▽

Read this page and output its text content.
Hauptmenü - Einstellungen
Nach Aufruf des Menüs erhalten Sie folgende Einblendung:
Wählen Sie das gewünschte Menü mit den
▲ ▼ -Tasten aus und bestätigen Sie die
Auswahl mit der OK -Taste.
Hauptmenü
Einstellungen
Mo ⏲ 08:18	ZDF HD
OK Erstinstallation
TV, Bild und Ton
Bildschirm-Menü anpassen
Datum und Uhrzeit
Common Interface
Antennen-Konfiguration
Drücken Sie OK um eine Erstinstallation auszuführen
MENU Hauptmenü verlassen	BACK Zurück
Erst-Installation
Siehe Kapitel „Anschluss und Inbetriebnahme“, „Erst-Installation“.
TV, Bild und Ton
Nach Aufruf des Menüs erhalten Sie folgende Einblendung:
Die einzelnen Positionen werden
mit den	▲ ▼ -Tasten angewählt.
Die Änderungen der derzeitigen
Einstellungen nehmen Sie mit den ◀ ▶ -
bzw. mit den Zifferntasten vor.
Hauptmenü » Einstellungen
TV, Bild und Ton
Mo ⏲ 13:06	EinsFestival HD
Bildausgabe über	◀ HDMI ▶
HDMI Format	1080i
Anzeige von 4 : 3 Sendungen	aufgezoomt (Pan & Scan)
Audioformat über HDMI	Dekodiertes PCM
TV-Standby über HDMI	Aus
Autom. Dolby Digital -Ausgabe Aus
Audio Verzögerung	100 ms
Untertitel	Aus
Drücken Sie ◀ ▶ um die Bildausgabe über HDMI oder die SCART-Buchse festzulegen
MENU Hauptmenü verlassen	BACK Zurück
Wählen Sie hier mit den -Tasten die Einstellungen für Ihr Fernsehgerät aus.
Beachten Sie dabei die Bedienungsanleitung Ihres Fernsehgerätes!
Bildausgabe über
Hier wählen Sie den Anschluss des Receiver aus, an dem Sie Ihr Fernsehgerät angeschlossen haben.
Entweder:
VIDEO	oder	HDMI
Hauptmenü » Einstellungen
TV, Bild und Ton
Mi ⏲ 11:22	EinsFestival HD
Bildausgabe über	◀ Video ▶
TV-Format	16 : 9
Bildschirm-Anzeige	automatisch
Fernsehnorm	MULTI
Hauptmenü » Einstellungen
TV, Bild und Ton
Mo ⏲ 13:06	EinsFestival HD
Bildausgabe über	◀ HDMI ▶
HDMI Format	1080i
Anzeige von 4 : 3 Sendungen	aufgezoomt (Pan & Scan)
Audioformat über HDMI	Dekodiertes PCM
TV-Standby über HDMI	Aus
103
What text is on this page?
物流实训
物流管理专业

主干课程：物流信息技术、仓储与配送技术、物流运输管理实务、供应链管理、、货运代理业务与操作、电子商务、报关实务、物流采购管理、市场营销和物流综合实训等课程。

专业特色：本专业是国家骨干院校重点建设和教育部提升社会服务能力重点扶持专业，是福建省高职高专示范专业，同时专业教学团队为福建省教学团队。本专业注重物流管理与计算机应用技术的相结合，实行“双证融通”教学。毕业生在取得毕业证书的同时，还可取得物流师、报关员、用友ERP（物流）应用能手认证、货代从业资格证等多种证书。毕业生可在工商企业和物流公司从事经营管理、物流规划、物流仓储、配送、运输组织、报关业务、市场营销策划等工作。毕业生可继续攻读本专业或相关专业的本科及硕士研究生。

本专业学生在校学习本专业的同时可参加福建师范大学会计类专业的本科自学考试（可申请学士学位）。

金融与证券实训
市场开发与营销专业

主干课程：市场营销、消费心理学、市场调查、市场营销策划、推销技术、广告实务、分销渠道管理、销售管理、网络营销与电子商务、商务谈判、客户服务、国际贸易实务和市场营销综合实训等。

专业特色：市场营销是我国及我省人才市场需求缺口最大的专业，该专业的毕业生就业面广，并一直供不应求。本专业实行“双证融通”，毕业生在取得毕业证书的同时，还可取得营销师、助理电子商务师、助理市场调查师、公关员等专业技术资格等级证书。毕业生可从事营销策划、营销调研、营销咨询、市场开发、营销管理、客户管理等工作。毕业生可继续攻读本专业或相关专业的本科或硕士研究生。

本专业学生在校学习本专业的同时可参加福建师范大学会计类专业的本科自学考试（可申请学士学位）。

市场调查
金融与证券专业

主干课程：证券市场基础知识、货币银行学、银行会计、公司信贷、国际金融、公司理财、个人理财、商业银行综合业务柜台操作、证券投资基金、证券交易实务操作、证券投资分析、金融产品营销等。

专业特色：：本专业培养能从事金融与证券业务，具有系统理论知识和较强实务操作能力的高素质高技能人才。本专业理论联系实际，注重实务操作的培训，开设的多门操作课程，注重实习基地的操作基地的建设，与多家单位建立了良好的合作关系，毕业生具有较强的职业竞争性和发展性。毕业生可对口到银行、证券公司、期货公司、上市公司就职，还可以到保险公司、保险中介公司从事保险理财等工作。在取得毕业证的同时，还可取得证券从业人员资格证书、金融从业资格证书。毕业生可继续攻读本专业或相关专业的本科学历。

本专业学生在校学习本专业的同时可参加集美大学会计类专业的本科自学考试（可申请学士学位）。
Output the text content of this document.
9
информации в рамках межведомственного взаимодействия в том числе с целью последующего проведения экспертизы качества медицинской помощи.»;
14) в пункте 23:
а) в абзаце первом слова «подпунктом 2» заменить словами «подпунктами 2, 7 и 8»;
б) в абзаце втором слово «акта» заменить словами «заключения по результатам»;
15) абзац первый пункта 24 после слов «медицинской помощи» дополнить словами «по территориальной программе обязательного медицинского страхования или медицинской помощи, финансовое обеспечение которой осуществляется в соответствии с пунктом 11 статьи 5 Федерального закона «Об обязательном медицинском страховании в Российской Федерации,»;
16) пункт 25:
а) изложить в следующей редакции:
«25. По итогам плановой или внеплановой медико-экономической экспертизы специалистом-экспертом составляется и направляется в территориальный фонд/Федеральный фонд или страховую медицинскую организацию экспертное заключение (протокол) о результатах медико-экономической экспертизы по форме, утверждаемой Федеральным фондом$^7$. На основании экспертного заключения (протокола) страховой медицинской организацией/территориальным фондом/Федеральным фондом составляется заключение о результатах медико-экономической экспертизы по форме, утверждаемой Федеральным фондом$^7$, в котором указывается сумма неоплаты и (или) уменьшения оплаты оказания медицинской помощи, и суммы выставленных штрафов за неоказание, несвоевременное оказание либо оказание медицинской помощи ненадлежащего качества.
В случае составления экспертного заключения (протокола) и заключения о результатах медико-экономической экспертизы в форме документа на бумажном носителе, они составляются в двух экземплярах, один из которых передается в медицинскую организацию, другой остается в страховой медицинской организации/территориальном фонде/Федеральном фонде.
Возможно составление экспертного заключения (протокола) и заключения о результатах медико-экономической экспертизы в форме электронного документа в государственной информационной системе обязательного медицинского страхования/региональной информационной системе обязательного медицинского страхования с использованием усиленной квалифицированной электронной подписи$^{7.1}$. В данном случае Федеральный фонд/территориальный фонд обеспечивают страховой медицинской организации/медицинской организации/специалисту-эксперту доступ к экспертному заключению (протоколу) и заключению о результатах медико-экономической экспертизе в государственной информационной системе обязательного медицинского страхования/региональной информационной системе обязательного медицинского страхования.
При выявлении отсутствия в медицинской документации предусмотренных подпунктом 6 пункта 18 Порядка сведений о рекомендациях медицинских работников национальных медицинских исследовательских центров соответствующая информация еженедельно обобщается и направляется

△

■ **TASK GOAL**
Filter for "Erstinstallation". Return all lines that hold it.

■ **EXERCISE RESULT**
OK Erstinstallation
Drücken Sie OK um eine Erstinstallation auszuführen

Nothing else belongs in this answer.